**DIRECTIONS FOR THIS TASK**. Search the entries below. Return every line that has "FNDE" in it.

::: MATERIAL PROVIDED :::

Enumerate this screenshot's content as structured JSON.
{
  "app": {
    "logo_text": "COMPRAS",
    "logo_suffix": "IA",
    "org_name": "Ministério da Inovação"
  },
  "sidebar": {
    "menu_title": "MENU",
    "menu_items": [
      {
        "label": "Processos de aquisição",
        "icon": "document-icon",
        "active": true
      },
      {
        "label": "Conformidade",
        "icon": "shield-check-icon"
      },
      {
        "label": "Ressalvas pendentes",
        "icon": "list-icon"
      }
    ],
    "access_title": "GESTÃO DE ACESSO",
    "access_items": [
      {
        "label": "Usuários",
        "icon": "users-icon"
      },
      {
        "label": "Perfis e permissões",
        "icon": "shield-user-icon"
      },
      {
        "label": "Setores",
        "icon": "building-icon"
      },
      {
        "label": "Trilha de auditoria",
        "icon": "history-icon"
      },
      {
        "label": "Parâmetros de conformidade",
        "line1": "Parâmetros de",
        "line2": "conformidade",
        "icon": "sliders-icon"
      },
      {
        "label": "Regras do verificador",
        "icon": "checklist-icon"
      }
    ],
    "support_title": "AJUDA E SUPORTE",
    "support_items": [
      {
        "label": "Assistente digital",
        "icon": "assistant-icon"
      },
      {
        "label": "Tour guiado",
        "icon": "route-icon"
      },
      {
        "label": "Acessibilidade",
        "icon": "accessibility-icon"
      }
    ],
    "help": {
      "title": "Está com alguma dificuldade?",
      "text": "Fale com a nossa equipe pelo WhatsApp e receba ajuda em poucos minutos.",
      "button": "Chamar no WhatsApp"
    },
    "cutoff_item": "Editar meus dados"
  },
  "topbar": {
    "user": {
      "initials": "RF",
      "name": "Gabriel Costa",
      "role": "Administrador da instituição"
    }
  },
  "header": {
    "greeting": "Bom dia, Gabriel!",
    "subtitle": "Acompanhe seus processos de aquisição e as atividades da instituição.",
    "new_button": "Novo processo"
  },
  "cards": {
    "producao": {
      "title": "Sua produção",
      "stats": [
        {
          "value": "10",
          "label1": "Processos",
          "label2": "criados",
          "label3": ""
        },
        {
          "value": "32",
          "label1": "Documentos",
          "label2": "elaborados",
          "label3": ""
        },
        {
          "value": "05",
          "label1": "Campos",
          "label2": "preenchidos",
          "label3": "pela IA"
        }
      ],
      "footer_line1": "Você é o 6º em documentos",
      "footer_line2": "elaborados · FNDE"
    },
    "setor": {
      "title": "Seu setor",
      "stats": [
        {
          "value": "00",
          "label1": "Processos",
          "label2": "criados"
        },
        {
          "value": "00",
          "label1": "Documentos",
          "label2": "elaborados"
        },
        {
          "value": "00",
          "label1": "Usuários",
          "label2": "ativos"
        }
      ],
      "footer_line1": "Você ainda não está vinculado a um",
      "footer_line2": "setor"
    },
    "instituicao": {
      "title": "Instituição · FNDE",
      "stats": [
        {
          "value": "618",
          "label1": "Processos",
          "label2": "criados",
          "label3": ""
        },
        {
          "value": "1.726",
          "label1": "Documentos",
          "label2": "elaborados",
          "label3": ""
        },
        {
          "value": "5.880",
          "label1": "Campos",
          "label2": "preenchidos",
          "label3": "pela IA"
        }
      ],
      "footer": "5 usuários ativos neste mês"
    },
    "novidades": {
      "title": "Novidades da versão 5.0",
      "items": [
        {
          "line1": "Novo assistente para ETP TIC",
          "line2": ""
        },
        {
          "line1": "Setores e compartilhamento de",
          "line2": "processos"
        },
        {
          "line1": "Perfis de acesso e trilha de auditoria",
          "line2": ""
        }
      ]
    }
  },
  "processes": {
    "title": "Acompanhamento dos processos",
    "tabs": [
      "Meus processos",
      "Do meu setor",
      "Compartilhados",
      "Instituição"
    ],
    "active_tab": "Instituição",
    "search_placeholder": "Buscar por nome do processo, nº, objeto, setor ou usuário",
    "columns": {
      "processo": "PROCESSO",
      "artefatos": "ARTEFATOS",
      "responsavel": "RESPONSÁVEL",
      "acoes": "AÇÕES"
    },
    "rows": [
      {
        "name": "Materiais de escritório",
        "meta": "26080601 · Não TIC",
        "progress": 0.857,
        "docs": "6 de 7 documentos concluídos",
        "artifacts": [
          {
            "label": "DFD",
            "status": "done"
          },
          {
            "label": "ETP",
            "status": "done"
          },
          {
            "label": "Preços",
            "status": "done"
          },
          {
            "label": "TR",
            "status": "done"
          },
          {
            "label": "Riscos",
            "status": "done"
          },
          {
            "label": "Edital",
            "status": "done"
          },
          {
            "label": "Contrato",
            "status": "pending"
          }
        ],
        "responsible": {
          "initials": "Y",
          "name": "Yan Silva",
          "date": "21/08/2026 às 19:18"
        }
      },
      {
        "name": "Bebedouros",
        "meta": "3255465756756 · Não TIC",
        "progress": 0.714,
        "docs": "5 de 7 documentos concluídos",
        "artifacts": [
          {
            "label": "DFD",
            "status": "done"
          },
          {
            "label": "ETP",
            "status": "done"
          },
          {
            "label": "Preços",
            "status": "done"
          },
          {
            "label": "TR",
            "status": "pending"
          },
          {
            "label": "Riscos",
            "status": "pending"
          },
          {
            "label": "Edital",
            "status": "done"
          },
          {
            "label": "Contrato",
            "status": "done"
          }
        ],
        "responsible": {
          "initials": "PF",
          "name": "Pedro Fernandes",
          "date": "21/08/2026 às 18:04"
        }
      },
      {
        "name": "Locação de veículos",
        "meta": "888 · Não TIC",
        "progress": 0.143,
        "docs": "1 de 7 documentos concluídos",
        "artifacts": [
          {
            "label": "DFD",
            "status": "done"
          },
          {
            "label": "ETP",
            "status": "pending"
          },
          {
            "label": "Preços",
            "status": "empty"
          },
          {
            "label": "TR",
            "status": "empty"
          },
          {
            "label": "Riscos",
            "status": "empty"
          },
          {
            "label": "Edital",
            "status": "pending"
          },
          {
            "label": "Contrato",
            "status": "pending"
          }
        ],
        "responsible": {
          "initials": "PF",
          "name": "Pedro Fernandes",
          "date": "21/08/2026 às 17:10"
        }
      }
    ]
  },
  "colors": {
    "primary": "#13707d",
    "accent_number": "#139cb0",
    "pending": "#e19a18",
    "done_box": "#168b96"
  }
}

:::

**RESPONSE TO THIS EXERCISE**.
      "footer_line2": "elaborados · FNDE"
      "title": "Instituição · FNDE",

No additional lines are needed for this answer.